> **Written task**
Count every line that has "this" in it and give the total, nothing more.

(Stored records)
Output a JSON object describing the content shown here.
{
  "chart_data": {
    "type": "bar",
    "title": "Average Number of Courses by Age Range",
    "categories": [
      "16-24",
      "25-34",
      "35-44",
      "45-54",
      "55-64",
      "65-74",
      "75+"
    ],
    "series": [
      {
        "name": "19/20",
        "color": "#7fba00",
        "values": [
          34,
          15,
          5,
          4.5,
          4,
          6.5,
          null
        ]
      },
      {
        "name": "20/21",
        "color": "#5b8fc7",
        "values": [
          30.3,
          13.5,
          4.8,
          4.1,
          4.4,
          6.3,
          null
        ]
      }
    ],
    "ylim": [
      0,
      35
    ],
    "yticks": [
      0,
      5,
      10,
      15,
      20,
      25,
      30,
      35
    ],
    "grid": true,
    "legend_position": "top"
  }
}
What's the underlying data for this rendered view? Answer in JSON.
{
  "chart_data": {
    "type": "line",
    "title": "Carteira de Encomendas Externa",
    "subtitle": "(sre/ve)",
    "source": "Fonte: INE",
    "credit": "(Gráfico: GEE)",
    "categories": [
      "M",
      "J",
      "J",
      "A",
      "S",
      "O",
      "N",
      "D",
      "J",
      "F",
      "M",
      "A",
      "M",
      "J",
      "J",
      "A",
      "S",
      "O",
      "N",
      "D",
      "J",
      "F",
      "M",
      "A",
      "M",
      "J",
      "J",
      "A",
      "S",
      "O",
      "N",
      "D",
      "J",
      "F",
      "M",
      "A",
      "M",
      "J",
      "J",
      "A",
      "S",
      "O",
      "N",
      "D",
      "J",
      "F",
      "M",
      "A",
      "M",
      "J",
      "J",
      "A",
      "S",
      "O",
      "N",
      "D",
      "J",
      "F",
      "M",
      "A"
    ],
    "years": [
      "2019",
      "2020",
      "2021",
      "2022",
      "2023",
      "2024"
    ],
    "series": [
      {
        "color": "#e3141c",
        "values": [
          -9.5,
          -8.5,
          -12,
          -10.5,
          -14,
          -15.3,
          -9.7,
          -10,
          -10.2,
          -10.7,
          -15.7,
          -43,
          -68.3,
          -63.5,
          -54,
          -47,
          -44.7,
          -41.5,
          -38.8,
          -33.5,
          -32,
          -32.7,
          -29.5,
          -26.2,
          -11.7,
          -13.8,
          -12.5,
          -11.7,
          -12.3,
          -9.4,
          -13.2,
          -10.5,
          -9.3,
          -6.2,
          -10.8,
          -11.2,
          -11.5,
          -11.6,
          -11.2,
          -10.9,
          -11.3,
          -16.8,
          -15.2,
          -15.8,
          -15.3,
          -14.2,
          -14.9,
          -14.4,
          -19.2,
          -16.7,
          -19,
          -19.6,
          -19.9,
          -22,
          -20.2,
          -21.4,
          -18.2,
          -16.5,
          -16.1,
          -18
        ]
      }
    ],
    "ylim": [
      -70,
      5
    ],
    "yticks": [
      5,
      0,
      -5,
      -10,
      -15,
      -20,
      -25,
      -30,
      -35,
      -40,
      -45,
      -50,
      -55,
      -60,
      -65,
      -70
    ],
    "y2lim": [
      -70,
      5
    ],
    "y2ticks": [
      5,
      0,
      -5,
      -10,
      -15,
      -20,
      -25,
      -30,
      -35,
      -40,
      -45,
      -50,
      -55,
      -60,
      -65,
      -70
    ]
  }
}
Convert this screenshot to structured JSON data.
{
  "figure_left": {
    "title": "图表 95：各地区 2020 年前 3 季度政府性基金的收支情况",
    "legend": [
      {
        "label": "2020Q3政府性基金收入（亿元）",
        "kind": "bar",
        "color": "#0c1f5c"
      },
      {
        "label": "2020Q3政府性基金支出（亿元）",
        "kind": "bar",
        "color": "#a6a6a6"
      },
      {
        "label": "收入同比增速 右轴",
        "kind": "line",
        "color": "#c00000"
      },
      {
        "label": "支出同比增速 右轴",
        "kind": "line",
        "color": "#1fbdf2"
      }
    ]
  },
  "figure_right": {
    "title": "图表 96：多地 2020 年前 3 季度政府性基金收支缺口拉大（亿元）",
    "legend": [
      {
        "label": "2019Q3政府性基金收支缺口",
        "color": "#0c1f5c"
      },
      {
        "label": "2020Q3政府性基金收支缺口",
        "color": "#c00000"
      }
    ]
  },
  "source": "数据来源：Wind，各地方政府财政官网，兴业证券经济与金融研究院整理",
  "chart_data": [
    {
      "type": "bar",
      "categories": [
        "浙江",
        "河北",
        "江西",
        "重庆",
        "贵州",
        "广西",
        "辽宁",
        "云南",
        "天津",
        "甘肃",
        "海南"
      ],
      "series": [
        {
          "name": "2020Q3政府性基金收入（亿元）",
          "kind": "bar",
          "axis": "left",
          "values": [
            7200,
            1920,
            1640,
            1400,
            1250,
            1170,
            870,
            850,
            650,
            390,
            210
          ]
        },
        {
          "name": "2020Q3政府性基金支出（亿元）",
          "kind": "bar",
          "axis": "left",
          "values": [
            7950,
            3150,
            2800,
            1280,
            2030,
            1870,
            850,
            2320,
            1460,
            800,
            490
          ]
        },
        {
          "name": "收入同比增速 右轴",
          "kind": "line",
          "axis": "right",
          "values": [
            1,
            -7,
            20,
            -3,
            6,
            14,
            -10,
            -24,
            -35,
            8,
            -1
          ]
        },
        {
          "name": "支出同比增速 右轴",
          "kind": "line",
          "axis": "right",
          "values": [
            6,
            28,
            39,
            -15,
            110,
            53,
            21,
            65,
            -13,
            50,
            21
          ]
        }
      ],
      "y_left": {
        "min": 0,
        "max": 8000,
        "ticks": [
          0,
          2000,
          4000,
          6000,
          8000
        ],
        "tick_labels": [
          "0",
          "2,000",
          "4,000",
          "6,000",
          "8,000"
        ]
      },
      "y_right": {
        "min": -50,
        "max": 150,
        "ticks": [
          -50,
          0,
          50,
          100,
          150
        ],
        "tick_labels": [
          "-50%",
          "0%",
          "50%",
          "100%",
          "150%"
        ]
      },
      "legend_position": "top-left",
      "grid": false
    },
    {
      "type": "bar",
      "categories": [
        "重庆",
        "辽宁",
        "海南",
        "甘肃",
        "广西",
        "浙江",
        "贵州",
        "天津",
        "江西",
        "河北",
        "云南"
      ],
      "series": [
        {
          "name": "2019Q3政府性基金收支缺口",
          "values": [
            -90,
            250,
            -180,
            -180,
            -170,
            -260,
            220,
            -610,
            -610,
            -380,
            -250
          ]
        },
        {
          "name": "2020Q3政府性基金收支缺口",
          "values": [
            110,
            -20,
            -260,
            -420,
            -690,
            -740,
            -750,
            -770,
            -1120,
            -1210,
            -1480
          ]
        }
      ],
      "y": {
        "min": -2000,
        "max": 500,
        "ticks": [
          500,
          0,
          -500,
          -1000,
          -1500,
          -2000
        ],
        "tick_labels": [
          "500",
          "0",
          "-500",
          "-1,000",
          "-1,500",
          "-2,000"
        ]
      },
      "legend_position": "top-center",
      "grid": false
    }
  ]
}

> **Correct result**
2